YOUR INSTRUCTIONS: Every record here should be printed again exactly.

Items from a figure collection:
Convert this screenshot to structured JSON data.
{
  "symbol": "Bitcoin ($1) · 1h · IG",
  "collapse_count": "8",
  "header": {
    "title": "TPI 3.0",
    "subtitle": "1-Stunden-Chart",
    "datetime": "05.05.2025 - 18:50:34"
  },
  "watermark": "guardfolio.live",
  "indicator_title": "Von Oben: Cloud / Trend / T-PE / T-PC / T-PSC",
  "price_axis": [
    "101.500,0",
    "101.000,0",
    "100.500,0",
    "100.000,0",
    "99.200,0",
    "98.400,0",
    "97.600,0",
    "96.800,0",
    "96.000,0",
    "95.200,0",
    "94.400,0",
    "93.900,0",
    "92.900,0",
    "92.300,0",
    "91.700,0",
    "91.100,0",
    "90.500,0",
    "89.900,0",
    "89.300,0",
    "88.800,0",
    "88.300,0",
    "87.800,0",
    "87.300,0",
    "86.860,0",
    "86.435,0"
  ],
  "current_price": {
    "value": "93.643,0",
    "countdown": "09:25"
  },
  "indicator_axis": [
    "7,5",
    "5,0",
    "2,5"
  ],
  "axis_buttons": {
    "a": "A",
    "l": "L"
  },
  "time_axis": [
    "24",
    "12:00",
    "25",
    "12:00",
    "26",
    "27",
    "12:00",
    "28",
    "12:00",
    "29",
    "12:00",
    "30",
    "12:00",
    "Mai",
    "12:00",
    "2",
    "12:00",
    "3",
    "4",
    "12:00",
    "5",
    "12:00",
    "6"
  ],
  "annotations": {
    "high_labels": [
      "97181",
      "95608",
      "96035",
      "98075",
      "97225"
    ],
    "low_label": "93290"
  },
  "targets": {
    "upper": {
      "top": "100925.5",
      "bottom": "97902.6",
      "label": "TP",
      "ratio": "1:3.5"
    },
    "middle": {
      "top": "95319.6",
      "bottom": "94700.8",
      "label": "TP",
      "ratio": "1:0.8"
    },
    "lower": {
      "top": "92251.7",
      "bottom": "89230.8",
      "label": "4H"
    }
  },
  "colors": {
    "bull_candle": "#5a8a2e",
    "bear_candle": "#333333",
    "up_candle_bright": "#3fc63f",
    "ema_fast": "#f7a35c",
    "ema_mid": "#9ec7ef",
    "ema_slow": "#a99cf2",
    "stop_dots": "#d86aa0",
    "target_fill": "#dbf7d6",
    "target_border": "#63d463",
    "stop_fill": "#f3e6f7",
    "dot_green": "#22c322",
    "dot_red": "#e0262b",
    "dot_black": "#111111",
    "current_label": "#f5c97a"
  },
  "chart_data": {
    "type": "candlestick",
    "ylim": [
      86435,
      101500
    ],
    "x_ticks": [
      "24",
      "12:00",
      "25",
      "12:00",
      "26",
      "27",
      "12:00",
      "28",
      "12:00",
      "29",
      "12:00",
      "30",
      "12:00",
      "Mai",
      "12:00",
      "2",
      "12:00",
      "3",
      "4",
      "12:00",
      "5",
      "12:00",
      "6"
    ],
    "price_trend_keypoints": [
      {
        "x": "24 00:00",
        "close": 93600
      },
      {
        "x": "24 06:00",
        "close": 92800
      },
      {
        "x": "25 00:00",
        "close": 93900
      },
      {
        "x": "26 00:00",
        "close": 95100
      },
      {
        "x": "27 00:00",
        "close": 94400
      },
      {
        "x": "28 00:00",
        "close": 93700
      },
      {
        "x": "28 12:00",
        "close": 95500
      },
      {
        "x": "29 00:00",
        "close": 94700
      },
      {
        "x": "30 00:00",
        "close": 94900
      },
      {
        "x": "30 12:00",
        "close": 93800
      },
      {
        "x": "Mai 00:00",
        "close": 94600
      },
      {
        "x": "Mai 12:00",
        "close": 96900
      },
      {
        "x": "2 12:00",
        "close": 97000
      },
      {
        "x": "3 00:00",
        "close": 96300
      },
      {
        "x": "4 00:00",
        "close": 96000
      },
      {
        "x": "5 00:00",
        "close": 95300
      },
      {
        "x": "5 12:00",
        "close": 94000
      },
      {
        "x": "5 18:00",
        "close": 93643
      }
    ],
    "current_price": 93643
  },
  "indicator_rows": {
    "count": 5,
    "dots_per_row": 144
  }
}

COMPLETED EXERCISE:
Convert this screenshot to structured JSON data.
{
  "symbol": "Bitcoin ($1) · 1h · IG",
  "collapse_count": "8",
  "header": {
    "title": "TPI 3.0",
    "subtitle": "1-Stunden-Chart",
    "datetime": "05.05.2025 - 18:50:34"
  },
  "watermark": "guardfolio.live",
  "indicator_title": "Von Oben: Cloud / Trend / T-PE / T-PC / T-PSC",
  "price_axis": [
    "101.500,0",
    "101.000,0",
    "100.500,0",
    "100.000,0",
    "99.200,0",
    "98.400,0",
    "97.600,0",
    "96.800,0",
    "96.000,0",
    "95.200,0",
    "94.400,0",
    "93.900,0",
    "92.900,0",
    "92.300,0",
    "91.700,0",
    "91.100,0",
    "90.500,0",
    "89.900,0",
    "89.300,0",
    "88.800,0",
    "88.300,0",
    "87.800,0",
    "87.300,0",
    "86.860,0",
    "86.435,0"
  ],
  "current_price": {
    "value": "93.643,0",
    "countdown": "09:25"
  },
  "indicator_axis": [
    "7,5",
    "5,0",
    "2,5"
  ],
  "axis_buttons": {
    "a": "A",
    "l": "L"
  },
  "time_axis": [
    "24",
    "12:00",
    "25",
    "12:00",
    "26",
    "27",
    "12:00",
    "28",
    "12:00",
    "29",
    "12:00",
    "30",
    "12:00",
    "Mai",
    "12:00",
    "2",
    "12:00",
    "3",
    "4",
    "12:00",
    "5",
    "12:00",
    "6"
  ],
  "annotations": {
    "high_labels": [
      "97181",
      "95608",
      "96035",
      "98075",
      "97225"
    ],
    "low_label": "93290"
  },
  "targets": {
    "upper": {
      "top": "100925.5",
      "bottom": "97902.6",
      "label": "TP",
      "ratio": "1:3.5"
    },
    "middle": {
      "top": "95319.6",
      "bottom": "94700.8",
      "label": "TP",
      "ratio": "1:0.8"
    },
    "lower": {
      "top": "92251.7",
      "bottom": "89230.8",
      "label": "4H"
    }
  },
  "colors": {
    "bull_candle": "#5a8a2e",
    "bear_candle": "#333333",
    "up_candle_bright": "#3fc63f",
    "ema_fast": "#f7a35c",
    "ema_mid": "#9ec7ef",
    "ema_slow": "#a99cf2",
    "stop_dots": "#d86aa0",
    "target_fill": "#dbf7d6",
    "target_border": "#63d463",
    "stop_fill": "#f3e6f7",
    "dot_green": "#22c322",
    "dot_red": "#e0262b",
    "dot_black": "#111111",
    "current_label": "#f5c97a"
  },
  "chart_data": {
    "type": "candlestick",
    "ylim": [
      86435,
      101500
    ],
    "x_ticks": [
      "24",
      "12:00",
      "25",
      "12:00",
      "26",
      "27",
      "12:00",
      "28",
      "12:00",
      "29",
      "12:00",
      "30",
      "12:00",
      "Mai",
      "12:00",
      "2",
      "12:00",
      "3",
      "4",
      "12:00",
      "5",
      "12:00",
      "6"
    ],
    "price_trend_keypoints": [
      {
        "x": "24 00:00",
        "close": 93600
      },
      {
        "x": "24 06:00",
        "close": 92800
      },
      {
        "x": "25 00:00",
        "close": 93900
      },
      {
        "x": "26 00:00",
        "close": 95100
      },
      {
        "x": "27 00:00",
        "close": 94400
      },
      {
        "x": "28 00:00",
        "close": 93700
      },
      {
        "x": "28 12:00",
        "close": 95500
      },
      {
        "x": "29 00:00",
        "close": 94700
      },
      {
        "x": "30 00:00",
        "close": 94900
      },
      {
        "x": "30 12:00",
        "close": 93800
      },
      {
        "x": "Mai 00:00",
        "close": 94600
      },
      {
        "x": "Mai 12:00",
        "close": 96900
      },
      {
        "x": "2 12:00",
        "close": 97000
      },
      {
        "x": "3 00:00",
        "close": 96300
      },
      {
        "x": "4 00:00",
        "close": 96000
      },
      {
        "x": "5 00:00",
        "close": 95300
      },
      {
        "x": "5 12:00",
        "close": 94000
      },
      {
        "x": "5 18:00",
        "close": 93643
      }
    ],
    "current_price": 93643
  },
  "indicator_rows": {
    "count": 5,
    "dots_per_row": 144
  }
}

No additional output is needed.